- _Stated problem_
Where a line holds the string "CSSBattle", return that line.

- _Data records_
**********

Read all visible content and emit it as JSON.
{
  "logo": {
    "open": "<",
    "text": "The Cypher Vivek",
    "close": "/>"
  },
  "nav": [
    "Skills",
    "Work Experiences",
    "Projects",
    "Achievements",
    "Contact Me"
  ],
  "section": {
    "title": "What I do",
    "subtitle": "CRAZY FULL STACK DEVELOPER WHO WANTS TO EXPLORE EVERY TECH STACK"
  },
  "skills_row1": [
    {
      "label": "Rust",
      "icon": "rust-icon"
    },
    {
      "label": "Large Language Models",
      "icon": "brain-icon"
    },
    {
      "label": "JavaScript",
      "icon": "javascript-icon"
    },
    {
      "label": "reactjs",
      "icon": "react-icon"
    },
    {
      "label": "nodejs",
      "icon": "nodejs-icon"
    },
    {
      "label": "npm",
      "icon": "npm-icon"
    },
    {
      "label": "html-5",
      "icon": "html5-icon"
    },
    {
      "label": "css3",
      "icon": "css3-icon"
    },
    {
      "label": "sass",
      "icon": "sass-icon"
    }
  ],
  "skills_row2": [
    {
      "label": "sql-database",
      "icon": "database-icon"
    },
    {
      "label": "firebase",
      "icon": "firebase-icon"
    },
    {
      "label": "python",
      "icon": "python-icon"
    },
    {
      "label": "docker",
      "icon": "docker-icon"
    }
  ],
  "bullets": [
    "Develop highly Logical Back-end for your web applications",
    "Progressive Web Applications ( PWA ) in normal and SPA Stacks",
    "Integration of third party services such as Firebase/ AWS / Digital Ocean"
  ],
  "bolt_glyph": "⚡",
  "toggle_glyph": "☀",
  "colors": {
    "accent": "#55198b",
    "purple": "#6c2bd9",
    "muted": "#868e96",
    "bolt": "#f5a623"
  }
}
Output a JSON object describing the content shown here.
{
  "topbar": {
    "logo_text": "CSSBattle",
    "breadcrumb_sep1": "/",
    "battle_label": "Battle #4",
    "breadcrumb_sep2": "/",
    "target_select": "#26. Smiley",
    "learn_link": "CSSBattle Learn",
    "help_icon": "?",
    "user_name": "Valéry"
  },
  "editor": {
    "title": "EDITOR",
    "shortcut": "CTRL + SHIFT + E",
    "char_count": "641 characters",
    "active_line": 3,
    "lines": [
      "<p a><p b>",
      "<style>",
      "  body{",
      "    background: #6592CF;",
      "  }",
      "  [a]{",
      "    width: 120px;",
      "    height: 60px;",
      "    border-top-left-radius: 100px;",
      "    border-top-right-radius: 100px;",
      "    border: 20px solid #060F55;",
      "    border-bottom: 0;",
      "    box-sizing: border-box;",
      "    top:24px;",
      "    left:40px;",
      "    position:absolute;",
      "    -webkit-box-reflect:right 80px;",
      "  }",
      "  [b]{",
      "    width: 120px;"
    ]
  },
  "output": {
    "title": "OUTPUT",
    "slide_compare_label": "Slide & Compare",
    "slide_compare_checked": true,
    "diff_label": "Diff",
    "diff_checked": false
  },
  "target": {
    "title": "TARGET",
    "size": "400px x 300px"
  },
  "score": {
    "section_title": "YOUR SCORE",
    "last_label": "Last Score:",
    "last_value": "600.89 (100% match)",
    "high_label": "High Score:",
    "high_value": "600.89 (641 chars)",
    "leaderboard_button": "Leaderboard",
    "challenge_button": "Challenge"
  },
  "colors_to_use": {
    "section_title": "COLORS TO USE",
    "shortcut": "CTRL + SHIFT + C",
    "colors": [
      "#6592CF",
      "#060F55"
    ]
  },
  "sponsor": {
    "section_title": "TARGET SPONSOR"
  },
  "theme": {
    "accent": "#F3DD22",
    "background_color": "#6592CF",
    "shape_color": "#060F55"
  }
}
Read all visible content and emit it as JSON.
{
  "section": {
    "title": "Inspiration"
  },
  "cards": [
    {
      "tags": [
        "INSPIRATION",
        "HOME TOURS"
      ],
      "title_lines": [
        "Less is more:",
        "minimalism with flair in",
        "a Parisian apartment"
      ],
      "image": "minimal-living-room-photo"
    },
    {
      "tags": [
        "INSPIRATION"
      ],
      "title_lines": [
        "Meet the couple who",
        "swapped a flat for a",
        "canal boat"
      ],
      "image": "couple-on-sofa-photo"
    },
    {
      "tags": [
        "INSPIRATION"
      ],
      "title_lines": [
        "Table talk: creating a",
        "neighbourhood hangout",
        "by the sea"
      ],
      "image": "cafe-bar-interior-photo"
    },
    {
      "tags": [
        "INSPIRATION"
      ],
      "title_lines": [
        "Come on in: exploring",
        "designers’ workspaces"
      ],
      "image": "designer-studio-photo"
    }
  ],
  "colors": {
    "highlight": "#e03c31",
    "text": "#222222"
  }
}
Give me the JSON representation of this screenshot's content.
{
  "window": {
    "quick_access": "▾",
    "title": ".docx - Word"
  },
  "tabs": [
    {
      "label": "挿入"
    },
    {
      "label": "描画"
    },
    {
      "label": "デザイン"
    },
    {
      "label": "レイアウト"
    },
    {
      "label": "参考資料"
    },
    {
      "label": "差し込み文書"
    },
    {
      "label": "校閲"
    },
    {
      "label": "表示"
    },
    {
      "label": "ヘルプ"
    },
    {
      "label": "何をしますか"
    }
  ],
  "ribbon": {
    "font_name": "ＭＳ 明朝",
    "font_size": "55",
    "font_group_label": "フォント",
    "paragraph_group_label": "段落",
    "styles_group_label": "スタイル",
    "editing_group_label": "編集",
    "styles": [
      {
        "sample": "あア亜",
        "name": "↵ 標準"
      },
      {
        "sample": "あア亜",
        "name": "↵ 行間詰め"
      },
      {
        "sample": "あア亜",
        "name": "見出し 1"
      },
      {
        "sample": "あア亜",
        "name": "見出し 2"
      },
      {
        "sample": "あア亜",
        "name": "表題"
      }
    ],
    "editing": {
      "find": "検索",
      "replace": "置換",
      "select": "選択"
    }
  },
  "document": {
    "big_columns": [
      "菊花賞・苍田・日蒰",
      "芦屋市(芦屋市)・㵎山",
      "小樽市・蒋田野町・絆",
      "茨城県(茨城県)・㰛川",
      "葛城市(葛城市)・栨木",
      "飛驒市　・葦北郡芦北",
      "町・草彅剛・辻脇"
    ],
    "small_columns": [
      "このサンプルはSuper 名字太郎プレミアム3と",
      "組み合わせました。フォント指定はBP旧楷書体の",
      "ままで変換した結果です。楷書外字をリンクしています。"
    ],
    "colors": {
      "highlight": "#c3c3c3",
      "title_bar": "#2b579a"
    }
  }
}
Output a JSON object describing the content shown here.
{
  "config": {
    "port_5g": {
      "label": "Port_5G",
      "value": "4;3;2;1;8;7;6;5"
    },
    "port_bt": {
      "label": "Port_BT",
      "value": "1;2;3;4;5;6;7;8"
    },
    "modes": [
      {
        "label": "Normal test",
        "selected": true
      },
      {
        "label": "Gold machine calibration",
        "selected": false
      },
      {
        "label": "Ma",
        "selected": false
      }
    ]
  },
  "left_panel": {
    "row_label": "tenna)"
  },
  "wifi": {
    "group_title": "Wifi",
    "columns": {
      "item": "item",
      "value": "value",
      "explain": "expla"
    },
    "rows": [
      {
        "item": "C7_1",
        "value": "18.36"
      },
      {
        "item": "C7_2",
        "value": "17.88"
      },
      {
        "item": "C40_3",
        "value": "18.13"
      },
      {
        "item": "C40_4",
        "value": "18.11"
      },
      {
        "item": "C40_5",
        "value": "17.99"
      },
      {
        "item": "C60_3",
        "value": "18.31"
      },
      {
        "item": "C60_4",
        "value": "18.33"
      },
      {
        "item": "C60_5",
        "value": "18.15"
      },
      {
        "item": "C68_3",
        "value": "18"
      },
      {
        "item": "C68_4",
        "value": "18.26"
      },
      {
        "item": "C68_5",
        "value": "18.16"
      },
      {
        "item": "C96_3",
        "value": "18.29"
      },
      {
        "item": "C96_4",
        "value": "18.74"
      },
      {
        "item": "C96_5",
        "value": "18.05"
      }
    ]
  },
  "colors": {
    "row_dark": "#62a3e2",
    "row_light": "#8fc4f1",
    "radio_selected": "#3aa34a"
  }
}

**********

- _Response to the task_
    "logo_text": "CSSBattle",
    "learn_link": "CSSBattle Learn",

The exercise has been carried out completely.